Covenants are a construction to allow introspection: a transaction output can place conditions on the transaction which spends it (beyond the specific “must provide a valid signature of itself and a particular pubkey”).

My preferred way of doing instrospection is for Bitcoin Script have a way of asking for various parts of the transaction onto the stack (aka OP_TX) for direct testing (Fully Complete Covenants, as opposed to using some tx hash, forcing the Script to produce a matching hash to pass (Equality Covenants). In the former case, you do something like:

# Is the nLocktime > 100?
OP_TX_BIT_NLOCKTIME OP_TX 100 OP_GREATERTHAN OP_VERIFY

In the latter you do something like:

# They provide nLocktime on the stack.
OP_DUP
# First check it's > 100
100 OP_GREATERTHAN OP_VERIFY
# Now check it's actually the right value, by comparing its hash the hash of nLocktime
OP_SHA256
OP_TX_BIT_NLOCKTIME OP_TXHASH OP_EQUALVERIFY

However, when we come to examining an output’s ScriptPubkey, we’re forced into the latter mode unless we’re seeking an exact match: the ScriptPubkey is (almost always) a one-way function of the actual spending conditions.

Making a Simple Taproot, in Script

Let’s take a simple taproot case. You want to assert that the scriptPubkey pays to a known key K, or a script given by the covenent spender. This is the simplest interesting form of Taproot, with a single script path.

The steps to make this into a ScriptPubkey (following BIP 341) are:

  1. Get a tagged tapleaf hash of the script
  2. Tweak the key K by this value.
  3. Prepend two bytes “0x51 0x20”.
  4. Compare with the ScriptPubkey of this tx.

Step 1: We need OP_CAT, or OP_MULTISHA256

If we spell out the things we need to hash, it looks like:

SHA256(SHA256("TapLeaf") + SHA256("TapLeaf") + 0xC0 + CSCRIPTNUM(LEN(script)) + script)

Page layout parsing data:
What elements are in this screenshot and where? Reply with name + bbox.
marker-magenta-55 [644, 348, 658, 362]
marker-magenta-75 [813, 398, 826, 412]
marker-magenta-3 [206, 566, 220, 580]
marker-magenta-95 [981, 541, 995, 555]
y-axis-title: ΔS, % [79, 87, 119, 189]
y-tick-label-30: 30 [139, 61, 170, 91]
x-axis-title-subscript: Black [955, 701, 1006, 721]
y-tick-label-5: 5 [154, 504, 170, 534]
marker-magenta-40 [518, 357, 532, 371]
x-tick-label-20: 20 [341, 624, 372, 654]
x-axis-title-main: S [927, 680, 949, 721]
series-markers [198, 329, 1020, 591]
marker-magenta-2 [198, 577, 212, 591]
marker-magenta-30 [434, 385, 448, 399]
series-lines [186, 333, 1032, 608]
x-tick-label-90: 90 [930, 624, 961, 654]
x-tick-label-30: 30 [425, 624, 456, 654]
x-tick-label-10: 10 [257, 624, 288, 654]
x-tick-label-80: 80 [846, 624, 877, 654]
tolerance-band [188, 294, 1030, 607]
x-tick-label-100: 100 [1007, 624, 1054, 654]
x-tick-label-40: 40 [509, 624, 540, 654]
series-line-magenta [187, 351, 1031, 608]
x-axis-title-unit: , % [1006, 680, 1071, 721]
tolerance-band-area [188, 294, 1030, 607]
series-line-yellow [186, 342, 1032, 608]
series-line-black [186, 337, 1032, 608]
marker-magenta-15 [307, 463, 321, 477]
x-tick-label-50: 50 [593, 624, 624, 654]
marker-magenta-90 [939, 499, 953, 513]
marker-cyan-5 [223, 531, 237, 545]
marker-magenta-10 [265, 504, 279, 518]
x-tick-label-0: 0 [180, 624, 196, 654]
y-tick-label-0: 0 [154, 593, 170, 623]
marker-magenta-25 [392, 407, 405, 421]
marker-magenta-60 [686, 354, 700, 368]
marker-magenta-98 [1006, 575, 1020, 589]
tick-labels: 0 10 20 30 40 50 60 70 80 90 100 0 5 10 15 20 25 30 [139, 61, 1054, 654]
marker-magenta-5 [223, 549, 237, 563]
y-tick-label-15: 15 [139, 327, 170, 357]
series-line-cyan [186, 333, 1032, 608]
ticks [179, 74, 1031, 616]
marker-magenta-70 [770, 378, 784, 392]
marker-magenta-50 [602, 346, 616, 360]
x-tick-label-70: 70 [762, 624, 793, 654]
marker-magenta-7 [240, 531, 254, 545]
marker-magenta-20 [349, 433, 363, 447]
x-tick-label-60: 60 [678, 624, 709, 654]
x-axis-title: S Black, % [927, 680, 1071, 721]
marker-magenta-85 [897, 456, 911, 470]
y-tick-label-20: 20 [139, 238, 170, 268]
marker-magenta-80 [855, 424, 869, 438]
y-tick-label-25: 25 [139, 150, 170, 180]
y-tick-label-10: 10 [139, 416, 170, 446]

**EXERCISE REQUIREMENTS:**
• 1. Translate this sentence from the text on Bitcoin covenants into Spanish: "This is the simplest interesting form of Taproot, with a single script path."
• 2. Proceed with the text on Bitcoin covenants, starting after its last line.

**TASK-BY-TASK ANSWERS:**
• 1. Esta es la forma interesante más sencilla de Taproot, con una única ruta de script.

• 2.
CSCRIPTNUM(X) is (if X is in canonical form, as it will be from OP_SIZE):

  • if X is less than 253:
    • X
  • otherwise, if the length is less than 256:
    • 0xFD 0x00 X
  • otherwise, if the length is less than 65536:
    • 0xFD X
  • otherwise, we don’t care, make shorter scripts!

The obvious way to do this is to enable OP_CAT, but this was removed because it allows construction of giant stack variables. If that is an issue, we can instead use a “concatenate-and-hash” function OP_MULTISHA256, which turns out to be easiest to use if it hashes the stack from top to bottom.

OP_MULTISHA256 definition:

  1. If the stack is empty, fail.
  2. Pop N off the stack.
  3. If N is not a CScriptNum, fail.
  4. If there are fewer than N entries on the stack, fail.
  5. Initialize a SHA256 context.
  6. while N > 0:
    1. Pop the top entry off the stack.
    2. Hash it into the SHA256 context
    3. Decrement N
  7. Finish the SHA256 context, and push the resulting 32 bytes onto the stack.

The result is either:

# Script is on stack, produce tagged tapleaf hash

# First, encode length
OP_SIZE
OP_DUP
# < 253?
OP_PUSHDATA1 1 253 OP_LESSTHAN 
OP_IF
	# Empty byte on stack:
	0
OP_ELSE
	OP_DUP
	# > 255?
	OP_PUSHDATA1 1 0xFF OP_GREATERTHAN 
	OP_IF
		OP_PUSHDATA1 1 0xFD
	OP_ELSE
		# Needs padding byte
		OP_PUSHDATA1 2 0xFD 0x00
	OP_ENDIF
OP_ENDIF

# Push 0xC0 leaf_version on stack
OP_PUSHDATA1 1 0xC0

# Push hashed tag on stack, twice.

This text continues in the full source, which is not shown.